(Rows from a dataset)
========
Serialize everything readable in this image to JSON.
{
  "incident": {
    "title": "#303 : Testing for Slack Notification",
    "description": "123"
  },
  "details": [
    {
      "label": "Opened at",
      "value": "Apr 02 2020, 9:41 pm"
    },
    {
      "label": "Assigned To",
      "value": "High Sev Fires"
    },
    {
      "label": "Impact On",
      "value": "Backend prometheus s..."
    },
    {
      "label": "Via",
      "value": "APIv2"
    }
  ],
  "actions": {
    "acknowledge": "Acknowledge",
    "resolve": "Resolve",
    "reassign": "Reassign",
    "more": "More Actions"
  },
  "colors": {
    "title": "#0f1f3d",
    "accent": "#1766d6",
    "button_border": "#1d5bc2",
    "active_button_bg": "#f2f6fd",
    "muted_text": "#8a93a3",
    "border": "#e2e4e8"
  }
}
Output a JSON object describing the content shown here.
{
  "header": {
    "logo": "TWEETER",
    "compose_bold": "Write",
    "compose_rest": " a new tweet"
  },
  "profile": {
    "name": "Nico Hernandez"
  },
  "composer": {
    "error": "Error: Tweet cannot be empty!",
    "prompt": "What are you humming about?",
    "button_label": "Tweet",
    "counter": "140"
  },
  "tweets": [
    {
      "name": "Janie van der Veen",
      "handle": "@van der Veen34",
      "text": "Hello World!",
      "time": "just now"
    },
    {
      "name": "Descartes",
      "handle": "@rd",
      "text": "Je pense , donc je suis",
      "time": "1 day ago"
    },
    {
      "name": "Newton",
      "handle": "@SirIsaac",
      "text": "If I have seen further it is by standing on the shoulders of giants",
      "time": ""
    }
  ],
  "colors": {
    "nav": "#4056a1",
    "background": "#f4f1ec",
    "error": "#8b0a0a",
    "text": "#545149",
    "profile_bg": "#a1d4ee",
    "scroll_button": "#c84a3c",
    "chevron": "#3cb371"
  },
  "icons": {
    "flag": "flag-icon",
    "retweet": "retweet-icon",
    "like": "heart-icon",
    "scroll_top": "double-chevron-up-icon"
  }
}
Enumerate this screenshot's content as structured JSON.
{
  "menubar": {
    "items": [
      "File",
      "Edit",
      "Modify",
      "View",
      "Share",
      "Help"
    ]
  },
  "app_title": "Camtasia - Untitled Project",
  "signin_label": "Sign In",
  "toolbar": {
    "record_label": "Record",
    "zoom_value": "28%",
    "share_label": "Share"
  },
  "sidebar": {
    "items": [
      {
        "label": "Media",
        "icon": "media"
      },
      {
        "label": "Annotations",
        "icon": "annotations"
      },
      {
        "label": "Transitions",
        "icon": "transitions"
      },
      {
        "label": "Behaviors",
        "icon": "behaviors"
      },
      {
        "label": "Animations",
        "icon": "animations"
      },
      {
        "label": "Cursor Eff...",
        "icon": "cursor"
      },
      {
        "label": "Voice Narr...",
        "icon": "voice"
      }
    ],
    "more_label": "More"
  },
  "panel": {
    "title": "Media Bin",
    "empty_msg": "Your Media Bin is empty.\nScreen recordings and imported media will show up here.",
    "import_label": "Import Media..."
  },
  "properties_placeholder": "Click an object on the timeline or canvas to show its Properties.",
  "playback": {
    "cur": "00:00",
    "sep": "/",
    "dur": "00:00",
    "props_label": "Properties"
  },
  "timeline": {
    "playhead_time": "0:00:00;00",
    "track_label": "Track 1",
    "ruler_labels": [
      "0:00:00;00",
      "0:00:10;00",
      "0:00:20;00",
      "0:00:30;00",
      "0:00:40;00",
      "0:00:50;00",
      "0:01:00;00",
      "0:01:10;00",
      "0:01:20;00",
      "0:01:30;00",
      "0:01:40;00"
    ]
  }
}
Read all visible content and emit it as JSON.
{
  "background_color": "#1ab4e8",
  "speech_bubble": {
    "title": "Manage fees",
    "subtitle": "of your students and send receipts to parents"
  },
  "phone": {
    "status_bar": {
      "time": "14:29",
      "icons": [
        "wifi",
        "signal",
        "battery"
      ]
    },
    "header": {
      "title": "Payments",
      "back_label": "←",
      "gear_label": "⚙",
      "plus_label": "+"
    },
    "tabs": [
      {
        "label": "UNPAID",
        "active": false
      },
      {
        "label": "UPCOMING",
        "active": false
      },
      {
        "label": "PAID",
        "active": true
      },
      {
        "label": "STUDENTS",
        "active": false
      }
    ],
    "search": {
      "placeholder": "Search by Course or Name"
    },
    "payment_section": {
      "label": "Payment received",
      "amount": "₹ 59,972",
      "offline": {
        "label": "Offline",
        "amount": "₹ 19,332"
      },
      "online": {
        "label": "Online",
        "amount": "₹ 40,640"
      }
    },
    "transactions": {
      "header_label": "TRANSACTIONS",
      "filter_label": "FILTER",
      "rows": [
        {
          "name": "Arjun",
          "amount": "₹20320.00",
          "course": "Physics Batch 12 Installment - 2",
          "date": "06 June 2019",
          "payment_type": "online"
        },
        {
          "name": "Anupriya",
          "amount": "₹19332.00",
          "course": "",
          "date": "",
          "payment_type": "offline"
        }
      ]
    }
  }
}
========
*THE EXERCISE*
Extract the entries above verbatim.

*EXERCISE SOLUTION*
Serialize everything readable in this image to JSON.
{
  "incident": {
    "title": "#303 : Testing for Slack Notification",
    "description": "123"
  },
  "details": [
    {
      "label": "Opened at",
      "value": "Apr 02 2020, 9:41 pm"
    },
    {
      "label": "Assigned To",
      "value": "High Sev Fires"
    },
    {
      "label": "Impact On",
      "value": "Backend prometheus s..."
    },
    {
      "label": "Via",
      "value": "APIv2"
    }
  ],
  "actions": {
    "acknowledge": "Acknowledge",
    "resolve": "Resolve",
    "reassign": "Reassign",
    "more": "More Actions"
  },
  "colors": {
    "title": "#0f1f3d",
    "accent": "#1766d6",
    "button_border": "#1d5bc2",
    "active_button_bg": "#f2f6fd",
    "muted_text": "#8a93a3",
    "border": "#e2e4e8"
  }
}
Output a JSON object describing the content shown here.
{
  "header": {
    "logo": "TWEETER",
    "compose_bold": "Write",
    "compose_rest": " a new tweet"
  },
  "profile": {
    "name": "Nico Hernandez"
  },
  "composer": {
    "error": "Error: Tweet cannot be empty!",
    "prompt": "What are you humming about?",
    "button_label": "Tweet",
    "counter": "140"
  },
  "tweets": [
    {
      "name": "Janie van der Veen",
      "handle": "@van der Veen34",
      "text": "Hello World!",
      "time": "just now"
    },
    {
      "name": "Descartes",
      "handle": "@rd",
      "text": "Je pense , donc je suis",
      "time": "1 day ago"
    },
    {
      "name": "Newton",
      "handle": "@SirIsaac",
      "text": "If I have seen further it is by standing on the shoulders of giants",
      "time": ""
    }
  ],
  "colors": {
    "nav": "#4056a1",
    "background": "#f4f1ec",
    "error": "#8b0a0a",
    "text": "#545149",
    "profile_bg": "#a1d4ee",
    "scroll_button": "#c84a3c",
    "chevron": "#3cb371"
  },
  "icons": {
    "flag": "flag-icon",
    "retweet": "retweet-icon",
    "like": "heart-icon",
    "scroll_top": "double-chevron-up-icon"
  }
}
Enumerate this screenshot's content as structured JSON.
{
  "menubar": {
    "items": [
      "File",
      "Edit",
      "Modify",
      "View",
      "Share",
      "Help"
    ]
  },
  "app_title": "Camtasia - Untitled Project",
  "signin_label": "Sign In",
  "toolbar": {
    "record_label": "Record",
    "zoom_value": "28%",
    "share_label": "Share"
  },
  "sidebar": {
    "items": [
      {
        "label": "Media",
        "icon": "media"
      },
      {
        "label": "Annotations",
        "icon": "annotations"
      },
      {
        "label": "Transitions",
        "icon": "transitions"
      },
      {
        "label": "Behaviors",
        "icon": "behaviors"
      },
      {
        "label": "Animations",
        "icon": "animations"
      },
      {
        "label": "Cursor Eff...",
        "icon": "cursor"
      },
      {
        "label": "Voice Narr...",
        "icon": "voice"
      }
    ],
    "more_label": "More"
  },
  "panel": {
    "title": "Media Bin",
    "empty_msg": "Your Media Bin is empty.\nScreen recordings and imported media will show up here.",
    "import_label": "Import Media..."
  },
  "properties_placeholder": "Click an object on the timeline or canvas to show its Properties.",
  "playback": {
    "cur": "00:00",
    "sep": "/",
    "dur": "00:00",
    "props_label": "Properties"
  },
  "timeline": {
    "playhead_time": "0:00:00;00",
    "track_label": "Track 1",
    "ruler_labels": [
      "0:00:00;00",
      "0:00:10;00",
      "0:00:20;00",
      "0:00:30;00",
      "0:00:40;00",
      "0:00:50;00",
      "0:01:00;00",
      "0:01:10;00",
      "0:01:20;00",
      "0:01:30;00",
      "0:01:40;00"
    ]
  }
}
Read all visible content and emit it as JSON.
{
  "background_color": "#1ab4e8",
  "speech_bubble": {
    "title": "Manage fees",
    "subtitle": "of your students and send receipts to parents"
  },
  "phone": {
    "status_bar": {
      "time": "14:29",
      "icons": [
        "wifi",
        "signal",
        "battery"
      ]
    },
    "header": {
      "title": "Payments",
      "back_label": "←",
      "gear_label": "⚙",
      "plus_label": "+"
    },
    "tabs": [
      {
        "label": "UNPAID",
        "active": false
      },
      {
        "label": "UPCOMING",
        "active": false
      },
      {
        "label": "PAID",
        "active": true
      },
      {
        "label": "STUDENTS",
        "active": false
      }
    ],
    "search": {
      "placeholder": "Search by Course or Name"
    },
    "payment_section": {
      "label": "Payment received",
      "amount": "₹ 59,972",
      "offline": {
        "label": "Offline",
        "amount": "₹ 19,332"
      },
      "online": {
        "label": "Online",
        "amount": "₹ 40,640"
      }
    },
    "transactions": {
      "header_label": "TRANSACTIONS",
      "filter_label": "FILTER",
      "rows": [
        {
          "name": "Arjun",
          "amount": "₹20320.00",
          "course": "Physics Batch 12 Installment - 2",
          "date": "06 June 2019",
          "payment_type": "online"
        },
        {
          "name": "Anupriya",
          "amount": "₹19332.00",
          "course": "",
          "date": "",
          "payment_type": "offline"
        }
      ]
    }
  }
}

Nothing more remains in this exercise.